◆ Text extract ◆
LinkedIn has hit a new media equivalent of a grand slam with this type of deal. Not only do they have the chance to get their brand in front of over 17 million unique users per month, who are at the very least well-educated and at best quite well-heeled, but they also get validation from an industry giant. When the whole social media phenomenon started to gain traction, there was little talk of it being legitimized by the traditional media powerhouses like the Times and the Wall Street Journal. LinkedIn has crossed a line that probably surprises many but is welcomed by folks like myself, who don’t relate to the aloof approach of MySpace and Facebook.

◆ Rows from a layout dataset ◆
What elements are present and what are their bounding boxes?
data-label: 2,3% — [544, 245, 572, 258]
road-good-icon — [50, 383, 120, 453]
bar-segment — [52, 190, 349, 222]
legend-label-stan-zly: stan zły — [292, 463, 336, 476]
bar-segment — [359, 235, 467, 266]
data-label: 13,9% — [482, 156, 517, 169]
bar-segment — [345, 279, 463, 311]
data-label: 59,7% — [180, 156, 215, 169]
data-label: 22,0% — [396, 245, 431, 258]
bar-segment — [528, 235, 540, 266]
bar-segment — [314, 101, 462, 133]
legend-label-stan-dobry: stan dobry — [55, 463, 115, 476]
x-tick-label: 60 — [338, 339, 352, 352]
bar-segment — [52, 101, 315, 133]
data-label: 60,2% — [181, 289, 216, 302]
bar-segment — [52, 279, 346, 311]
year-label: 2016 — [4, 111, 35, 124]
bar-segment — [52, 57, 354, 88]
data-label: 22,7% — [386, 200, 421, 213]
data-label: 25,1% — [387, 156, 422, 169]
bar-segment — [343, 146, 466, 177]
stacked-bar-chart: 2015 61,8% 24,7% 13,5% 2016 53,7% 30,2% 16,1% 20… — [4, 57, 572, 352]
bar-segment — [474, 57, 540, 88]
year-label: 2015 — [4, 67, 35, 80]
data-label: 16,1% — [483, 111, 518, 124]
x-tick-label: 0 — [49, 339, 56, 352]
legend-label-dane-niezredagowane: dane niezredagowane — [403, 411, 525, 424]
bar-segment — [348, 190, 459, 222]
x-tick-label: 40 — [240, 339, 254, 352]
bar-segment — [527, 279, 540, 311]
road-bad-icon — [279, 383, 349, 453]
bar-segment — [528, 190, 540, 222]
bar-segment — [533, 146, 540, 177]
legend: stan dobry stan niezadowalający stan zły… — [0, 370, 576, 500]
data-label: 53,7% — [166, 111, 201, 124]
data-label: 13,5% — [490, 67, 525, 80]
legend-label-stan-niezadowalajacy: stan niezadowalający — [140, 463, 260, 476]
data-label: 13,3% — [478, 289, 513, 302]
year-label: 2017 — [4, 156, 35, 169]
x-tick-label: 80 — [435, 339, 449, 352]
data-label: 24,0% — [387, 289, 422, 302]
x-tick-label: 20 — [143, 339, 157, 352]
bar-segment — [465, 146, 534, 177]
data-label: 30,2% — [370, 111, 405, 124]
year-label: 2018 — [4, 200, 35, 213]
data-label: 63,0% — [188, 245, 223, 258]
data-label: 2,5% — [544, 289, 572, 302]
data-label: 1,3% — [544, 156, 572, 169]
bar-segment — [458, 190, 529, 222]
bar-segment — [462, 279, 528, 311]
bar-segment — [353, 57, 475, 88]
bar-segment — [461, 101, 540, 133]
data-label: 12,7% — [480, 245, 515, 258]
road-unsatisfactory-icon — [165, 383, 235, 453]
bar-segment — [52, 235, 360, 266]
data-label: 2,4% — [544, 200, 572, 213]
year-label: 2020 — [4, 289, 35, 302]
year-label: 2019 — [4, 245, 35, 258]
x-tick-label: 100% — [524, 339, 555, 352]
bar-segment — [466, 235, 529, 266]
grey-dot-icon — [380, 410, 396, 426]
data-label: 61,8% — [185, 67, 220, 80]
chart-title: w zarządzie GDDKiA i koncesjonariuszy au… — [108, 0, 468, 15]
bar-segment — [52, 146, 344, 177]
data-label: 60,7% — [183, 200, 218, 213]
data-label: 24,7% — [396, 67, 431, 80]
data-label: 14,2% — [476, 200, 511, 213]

◆ What you will do ◆
- a) From the LinkedIn passage, print everything between "LinkedIn has hit" and "MySpace and Facebook.", inclusive.
- b) Name every social networking site the LinkedIn passage mentions.
- c) According to the LinkedIn passage, why is this type of deal a media grand slam for LinkedIn?

◆ Task-by-task solutions ◆
- a)
LinkedIn has hit a new media equivalent of a grand slam with this type of deal. Not only do they have the chance to get their brand in front of over 17 million unique users per month, who are at the very least well-educated and at best quite well-heeled, but they also get validation from an industry giant. When the whole social media phenomenon started to gain traction, there was little talk of it being legitimized by the traditional media powerhouses like the Times and the Wall Street Journal. LinkedIn has crossed a line that probably surprises many but is welcomed by folks like myself, who don’t relate to the aloof approach of MySpace and Facebook.

- b) LinkedIn, MySpace, Facebook

- c) LinkedIn gets its brand in front of over 17 million unique users per month, who are well-educated at the very least and quite well-heeled at best. It also gains validation from an industry giant.